Exercise inputs ->
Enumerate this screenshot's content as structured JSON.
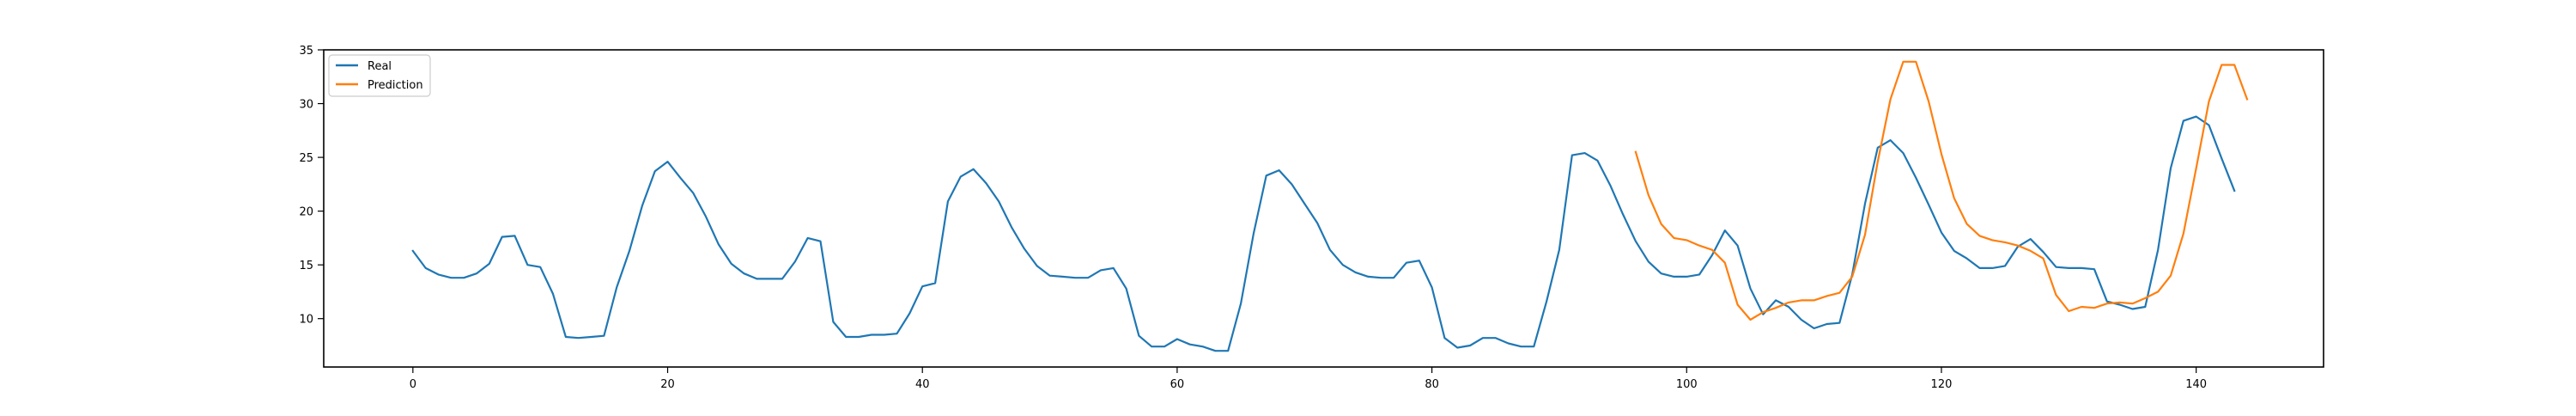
{
  "chart_data": {
    "type": "line",
    "title": "",
    "xlabel": "",
    "ylabel": "",
    "xlim": [
      -7,
      150
    ],
    "ylim": [
      5.5,
      35
    ],
    "x_ticks": [
      0,
      20,
      40,
      60,
      80,
      100,
      120,
      140
    ],
    "y_ticks": [
      10,
      15,
      20,
      25,
      30,
      35
    ],
    "grid": false,
    "legend": {
      "position": "upper-left",
      "entries": [
        "Real",
        "Prediction"
      ]
    },
    "series": [
      {
        "name": "Real",
        "color": "#1f77b4",
        "x_start": 0,
        "values": [
          16.3,
          14.7,
          14.1,
          13.8,
          13.8,
          14.2,
          15.1,
          17.6,
          17.7,
          15.0,
          14.8,
          12.3,
          8.3,
          8.2,
          8.3,
          8.4,
          12.9,
          16.3,
          20.5,
          23.7,
          24.6,
          23.1,
          21.7,
          19.5,
          16.9,
          15.1,
          14.2,
          13.7,
          13.7,
          13.7,
          15.3,
          17.5,
          17.2,
          9.7,
          8.3,
          8.3,
          8.5,
          8.5,
          8.6,
          10.5,
          13.0,
          13.3,
          20.9,
          23.2,
          23.9,
          22.6,
          20.9,
          18.5,
          16.5,
          14.9,
          14.0,
          13.9,
          13.8,
          13.8,
          14.5,
          14.7,
          12.8,
          8.4,
          7.4,
          7.4,
          8.1,
          7.6,
          7.4,
          7.0,
          7.0,
          11.4,
          17.9,
          23.3,
          23.8,
          22.5,
          20.7,
          18.9,
          16.4,
          15.0,
          14.3,
          13.9,
          13.8,
          13.8,
          15.2,
          15.4,
          12.9,
          8.2,
          7.3,
          7.5,
          8.2,
          8.2,
          7.7,
          7.4,
          7.4,
          11.6,
          16.4,
          25.2,
          25.4,
          24.7,
          22.4,
          19.7,
          17.2,
          15.3,
          14.2,
          13.9,
          13.9,
          14.1,
          15.9,
          18.2,
          16.8,
          12.8,
          10.4,
          11.7,
          11.1,
          9.9,
          9.1,
          9.5,
          9.6,
          14.1,
          20.7,
          25.9,
          26.6,
          25.4,
          23.1,
          20.6,
          18.0,
          16.3,
          15.6,
          14.7,
          14.7,
          14.9,
          16.7,
          17.4,
          16.2,
          14.8,
          14.7,
          14.7,
          14.6,
          11.6,
          11.3,
          10.9,
          11.1,
          16.4,
          24.0,
          28.4,
          28.8,
          28.0,
          24.9,
          21.9
        ]
      },
      {
        "name": "Prediction",
        "color": "#ff7f0e",
        "x_start": 96,
        "values": [
          25.5,
          21.5,
          18.8,
          17.5,
          17.3,
          16.8,
          16.4,
          15.2,
          11.3,
          9.9,
          10.6,
          11.0,
          11.5,
          11.7,
          11.7,
          12.1,
          12.4,
          13.9,
          17.8,
          24.6,
          30.4,
          33.9,
          33.9,
          30.2,
          25.3,
          21.2,
          18.8,
          17.7,
          17.3,
          17.1,
          16.8,
          16.3,
          15.6,
          12.2,
          10.7,
          11.1,
          11.0,
          11.4,
          11.5,
          11.4,
          11.9,
          12.5,
          14.0,
          17.9,
          24.0,
          30.2,
          33.6,
          33.6,
          30.4
        ]
      }
    ]
  }
}
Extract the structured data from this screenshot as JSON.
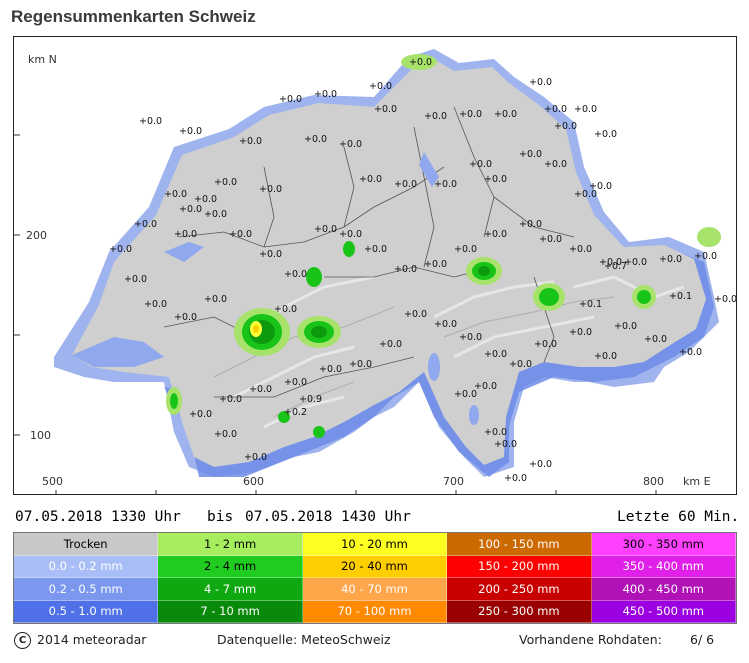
{
  "title": "Regensummenkarten Schweiz",
  "map": {
    "north_label": "km N",
    "east_label": "km E",
    "y_ticks": [
      "200",
      "100"
    ],
    "x_ticks": [
      "500",
      "600",
      "700",
      "800"
    ],
    "value_labels": [
      "0.0",
      "0.0",
      "0.0",
      "0.0",
      "0.0",
      "0.0",
      "0.0",
      "0.0",
      "0.0",
      "0.0",
      "0.0",
      "0.0",
      "0.0",
      "0.0",
      "0.0",
      "0.0",
      "0.0",
      "0.0",
      "0.0",
      "0.0",
      "0.0",
      "0.0",
      "0.0",
      "0.0",
      "0.0",
      "0.0",
      "0.0",
      "0.0",
      "0.0",
      "0.0",
      "0.0",
      "0.0",
      "0.0",
      "0.0",
      "0.0",
      "0.0",
      "0.0",
      "0.0",
      "0.0",
      "0.0",
      "0.0",
      "0.0",
      "0.0",
      "0.0",
      "0.0",
      "0.0",
      "0.0",
      "0.0",
      "0.0",
      "0.0",
      "0.0",
      "0.0",
      "0.0",
      "0.0",
      "0.0",
      "0.0",
      "0.0",
      "0.0",
      "0.0",
      "0.0",
      "0.0",
      "0.0",
      "0.0",
      "0.0",
      "0.0",
      "0.0",
      "0.0",
      "0.0",
      "0.0",
      "0.0",
      "0.0",
      "0.0",
      "0.0",
      "0.0",
      "0.0",
      "0.0",
      "0.0",
      "0.0",
      "0.0",
      "0.0",
      "0.1",
      "0.1",
      "0.7",
      "0.2",
      "0.9",
      "0.0",
      "0.0",
      "0.0",
      "0.0",
      "0.0"
    ],
    "colors": {
      "land": "#cfcfcf",
      "light_rain": "#9fb4ee",
      "mid_rain": "#6e8ce6",
      "heavy_rain": "#4a6ee0",
      "green_light": "#a7e36a",
      "green": "#19c419",
      "yellow": "#ffff3a"
    }
  },
  "timeline": {
    "from": "07.05.2018  1330 Uhr",
    "bis": "bis",
    "to": "07.05.2018  1430 Uhr",
    "period": "Letzte  60 Min."
  },
  "legend": {
    "rows": [
      [
        {
          "label": "Trocken",
          "color": "#c8c8c8",
          "text": "#000000"
        },
        {
          "label": "1 - 2 mm",
          "color": "#a6ee5e",
          "text": "#000000"
        },
        {
          "label": "10 - 20 mm",
          "color": "#ffff22",
          "text": "#000000"
        },
        {
          "label": "100 - 150 mm",
          "color": "#cc6a00",
          "text": "#ffffff"
        },
        {
          "label": "300 - 350 mm",
          "color": "#ff40ff",
          "text": "#000000"
        }
      ],
      [
        {
          "label": "0.0 - 0.2 mm",
          "color": "#a9bef7",
          "text": "#ffffff"
        },
        {
          "label": "2 - 4 mm",
          "color": "#1fcc1f",
          "text": "#000000"
        },
        {
          "label": "20 - 40 mm",
          "color": "#ffce00",
          "text": "#000000"
        },
        {
          "label": "150 - 200 mm",
          "color": "#ff0000",
          "text": "#ffffff"
        },
        {
          "label": "350 - 400 mm",
          "color": "#e020e8",
          "text": "#ffffff"
        }
      ],
      [
        {
          "label": "0.2 - 0.5 mm",
          "color": "#7b98ee",
          "text": "#ffffff"
        },
        {
          "label": "4 - 7 mm",
          "color": "#10a810",
          "text": "#ffffff"
        },
        {
          "label": "40 - 70 mm",
          "color": "#ffa54a",
          "text": "#ffffff"
        },
        {
          "label": "200 - 250 mm",
          "color": "#c80000",
          "text": "#ffffff"
        },
        {
          "label": "400 - 450 mm",
          "color": "#b012b8",
          "text": "#ffffff"
        }
      ],
      [
        {
          "label": "0.5 - 1.0 mm",
          "color": "#4f70e6",
          "text": "#ffffff"
        },
        {
          "label": "7 - 10 mm",
          "color": "#0a8a0a",
          "text": "#ffffff"
        },
        {
          "label": "70 - 100 mm",
          "color": "#ff8a00",
          "text": "#ffffff"
        },
        {
          "label": "250 - 300 mm",
          "color": "#990000",
          "text": "#ffffff"
        },
        {
          "label": "450 - 500 mm",
          "color": "#9a00e0",
          "text": "#ffffff"
        }
      ]
    ]
  },
  "footer": {
    "copyright_symbol": "C",
    "copyright": "2014  meteoradar",
    "source": "Datenquelle: MeteoSchweiz",
    "rohdaten_label": "Vorhandene Rohdaten:",
    "rohdaten_value": "6/  6"
  }
}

Aim -> Filter out all lines lacking the word "this" and copy the rest.

Solved problem ->
Enumerate this screenshot's content as structured JSON.
Extract the structured data from this screenshot as JSON.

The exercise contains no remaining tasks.